_GOAL OF THE EXERCISE_. Copy the data precisely, character for character, and leave out every picture.

-*-*-

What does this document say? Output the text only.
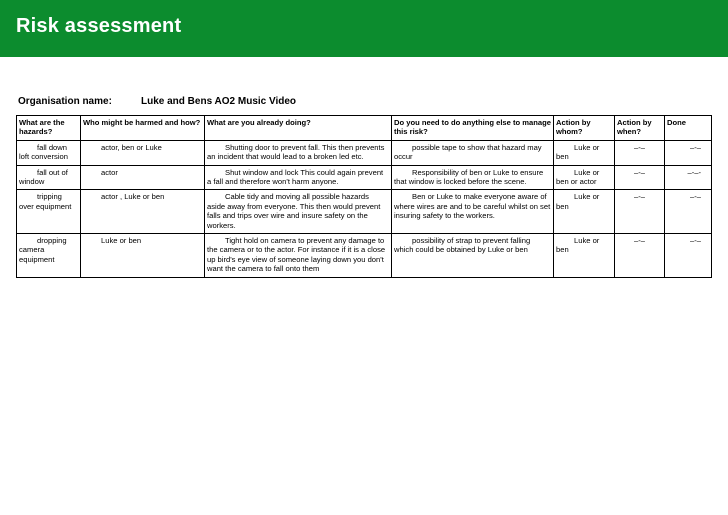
Risk assessment
Organisation name:	Luke and Bens AO2 Music Video
What are the hazards?	Who might be harmed and how?	What are you already doing?	Do you need to do anything else to manage this risk?	Action by whom?	Action by when?	Done
fall down loft conversion	actor, ben or Luke	Shutting door to prevent fall. This then prevents an incident that would lead to a broken led etc.	possible tape to show that hazard may occur	Luke or ben	–-–	–-–
fall out of window	actor	Shut window and lock This could again prevent a fall and therefore won't harm anyone.	Responsibility of ben or Luke to ensure that window is locked before the scene.	Luke or ben or actor	–-–	–-–-
tripping over equipment	actor , Luke or ben	Cable tidy and moving all possible hazards aside away from everyone. This then would prevent falls and trips over wire and insure safety on the workers.	Ben or Luke to make everyone aware of where wires are and to be careful whilst on set insuring safety to the workers.	Luke or ben	–-–	–-–
dropping camera equipment	Luke or ben	Tight hold on camera to prevent any damage to the camera or to the actor. For instance if it is a close up bird's eye view of someone laying down you don't want the camera to fall onto them	possibility of strap to prevent falling which could be obtained by Luke or ben	Luke or ben	–-–	–-–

-*-*-

_RESULT OF THIS TASK_.
What does this document say? Output the text only.
Risk assessment
Organisation name:	Luke and Bens AO2 Music Video
What are the hazards?	Who might be harmed and how?	What are you already doing?	Do you need to do anything else to manage this risk?	Action by whom?	Action by when?	Done
fall down loft conversion	actor, ben or Luke	Shutting door to prevent fall. This then prevents an incident that would lead to a broken led etc.	possible tape to show that hazard may occur	Luke or ben	–-–	–-–
fall out of window	actor	Shut window and lock This could again prevent a fall and therefore won't harm anyone.	Responsibility of ben or Luke to ensure that window is locked before the scene.	Luke or ben or actor	–-–	–-–-
tripping over equipment	actor , Luke or ben	Cable tidy and moving all possible hazards aside away from everyone. This then would prevent falls and trips over wire and insure safety on the workers.	Ben or Luke to make everyone aware of where wires are and to be careful whilst on set insuring safety to the workers.	Luke or ben	–-–	–-–
dropping camera equipment	Luke or ben	Tight hold on camera to prevent any damage to the camera or to the actor. For instance if it is a close up bird's eye view of someone laying down you don't want the camera to fall onto them	possibility of strap to prevent falling which could be obtained by Luke or ben	Luke or ben	–-–	–-–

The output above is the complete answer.